Exercise description — Retype every entry exactly, character for character.

▽

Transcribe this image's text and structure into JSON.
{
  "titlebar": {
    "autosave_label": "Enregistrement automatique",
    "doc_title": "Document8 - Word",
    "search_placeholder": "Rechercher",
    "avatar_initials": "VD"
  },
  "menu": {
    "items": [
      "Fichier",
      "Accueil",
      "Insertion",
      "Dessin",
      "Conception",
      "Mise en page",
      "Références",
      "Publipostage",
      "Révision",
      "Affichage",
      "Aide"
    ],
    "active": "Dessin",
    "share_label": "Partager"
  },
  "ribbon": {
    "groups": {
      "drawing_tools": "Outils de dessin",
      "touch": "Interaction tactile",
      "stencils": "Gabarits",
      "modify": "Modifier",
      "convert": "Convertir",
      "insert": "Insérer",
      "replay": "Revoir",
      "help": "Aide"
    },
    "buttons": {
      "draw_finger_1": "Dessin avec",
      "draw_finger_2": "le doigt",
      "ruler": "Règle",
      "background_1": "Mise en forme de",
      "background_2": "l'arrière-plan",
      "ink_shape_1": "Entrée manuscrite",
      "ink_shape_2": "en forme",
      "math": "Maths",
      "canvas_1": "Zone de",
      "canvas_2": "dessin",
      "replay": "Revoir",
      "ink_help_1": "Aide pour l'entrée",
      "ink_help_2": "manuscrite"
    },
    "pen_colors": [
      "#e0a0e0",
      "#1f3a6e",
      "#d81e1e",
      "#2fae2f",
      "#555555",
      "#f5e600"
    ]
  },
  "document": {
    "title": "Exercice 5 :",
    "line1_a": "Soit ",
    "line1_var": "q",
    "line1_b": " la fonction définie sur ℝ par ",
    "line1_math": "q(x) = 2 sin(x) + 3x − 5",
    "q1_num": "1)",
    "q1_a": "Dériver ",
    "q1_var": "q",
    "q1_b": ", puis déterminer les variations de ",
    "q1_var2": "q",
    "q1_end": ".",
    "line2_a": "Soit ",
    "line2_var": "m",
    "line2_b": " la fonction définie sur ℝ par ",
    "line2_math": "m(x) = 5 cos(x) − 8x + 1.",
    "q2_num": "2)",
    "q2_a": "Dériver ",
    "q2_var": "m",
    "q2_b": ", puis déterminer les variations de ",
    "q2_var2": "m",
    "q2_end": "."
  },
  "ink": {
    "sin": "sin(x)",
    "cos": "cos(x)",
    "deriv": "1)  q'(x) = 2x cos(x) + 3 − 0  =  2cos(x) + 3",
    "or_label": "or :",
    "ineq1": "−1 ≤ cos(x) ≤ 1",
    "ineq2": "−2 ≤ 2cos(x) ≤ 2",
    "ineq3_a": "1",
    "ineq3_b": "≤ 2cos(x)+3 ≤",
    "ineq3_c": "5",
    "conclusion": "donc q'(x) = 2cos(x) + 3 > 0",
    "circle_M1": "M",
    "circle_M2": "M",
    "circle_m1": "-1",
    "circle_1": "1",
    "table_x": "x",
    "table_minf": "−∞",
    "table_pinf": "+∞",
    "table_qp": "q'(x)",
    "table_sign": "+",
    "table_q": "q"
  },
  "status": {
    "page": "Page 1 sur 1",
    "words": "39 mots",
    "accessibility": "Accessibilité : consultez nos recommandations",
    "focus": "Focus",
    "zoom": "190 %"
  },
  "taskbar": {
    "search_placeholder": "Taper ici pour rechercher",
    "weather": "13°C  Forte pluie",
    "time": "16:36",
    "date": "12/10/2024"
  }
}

△

Result below —
Transcribe this image's text and structure into JSON.
{
  "titlebar": {
    "autosave_label": "Enregistrement automatique",
    "doc_title": "Document8 - Word",
    "search_placeholder": "Rechercher",
    "avatar_initials": "VD"
  },
  "menu": {
    "items": [
      "Fichier",
      "Accueil",
      "Insertion",
      "Dessin",
      "Conception",
      "Mise en page",
      "Références",
      "Publipostage",
      "Révision",
      "Affichage",
      "Aide"
    ],
    "active": "Dessin",
    "share_label": "Partager"
  },
  "ribbon": {
    "groups": {
      "drawing_tools": "Outils de dessin",
      "touch": "Interaction tactile",
      "stencils": "Gabarits",
      "modify": "Modifier",
      "convert": "Convertir",
      "insert": "Insérer",
      "replay": "Revoir",
      "help": "Aide"
    },
    "buttons": {
      "draw_finger_1": "Dessin avec",
      "draw_finger_2": "le doigt",
      "ruler": "Règle",
      "background_1": "Mise en forme de",
      "background_2": "l'arrière-plan",
      "ink_shape_1": "Entrée manuscrite",
      "ink_shape_2": "en forme",
      "math": "Maths",
      "canvas_1": "Zone de",
      "canvas_2": "dessin",
      "replay": "Revoir",
      "ink_help_1": "Aide pour l'entrée",
      "ink_help_2": "manuscrite"
    },
    "pen_colors": [
      "#e0a0e0",
      "#1f3a6e",
      "#d81e1e",
      "#2fae2f",
      "#555555",
      "#f5e600"
    ]
  },
  "document": {
    "title": "Exercice 5 :",
    "line1_a": "Soit ",
    "line1_var": "q",
    "line1_b": " la fonction définie sur ℝ par ",
    "line1_math": "q(x) = 2 sin(x) + 3x − 5",
    "q1_num": "1)",
    "q1_a": "Dériver ",
    "q1_var": "q",
    "q1_b": ", puis déterminer les variations de ",
    "q1_var2": "q",
    "q1_end": ".",
    "line2_a": "Soit ",
    "line2_var": "m",
    "line2_b": " la fonction définie sur ℝ par ",
    "line2_math": "m(x) = 5 cos(x) − 8x + 1.",
    "q2_num": "2)",
    "q2_a": "Dériver ",
    "q2_var": "m",
    "q2_b": ", puis déterminer les variations de ",
    "q2_var2": "m",
    "q2_end": "."
  },
  "ink": {
    "sin": "sin(x)",
    "cos": "cos(x)",
    "deriv": "1)  q'(x) = 2x cos(x) + 3 − 0  =  2cos(x) + 3",
    "or_label": "or :",
    "ineq1": "−1 ≤ cos(x) ≤ 1",
    "ineq2": "−2 ≤ 2cos(x) ≤ 2",
    "ineq3_a": "1",
    "ineq3_b": "≤ 2cos(x)+3 ≤",
    "ineq3_c": "5",
    "conclusion": "donc q'(x) = 2cos(x) + 3 > 0",
    "circle_M1": "M",
    "circle_M2": "M",
    "circle_m1": "-1",
    "circle_1": "1",
    "table_x": "x",
    "table_minf": "−∞",
    "table_pinf": "+∞",
    "table_qp": "q'(x)",
    "table_sign": "+",
    "table_q": "q"
  },
  "status": {
    "page": "Page 1 sur 1",
    "words": "39 mots",
    "accessibility": "Accessibilité : consultez nos recommandations",
    "focus": "Focus",
    "zoom": "190 %"
  },
  "taskbar": {
    "search_placeholder": "Taper ici pour rechercher",
    "weather": "13°C  Forte pluie",
    "time": "16:36",
    "date": "12/10/2024"
  }
}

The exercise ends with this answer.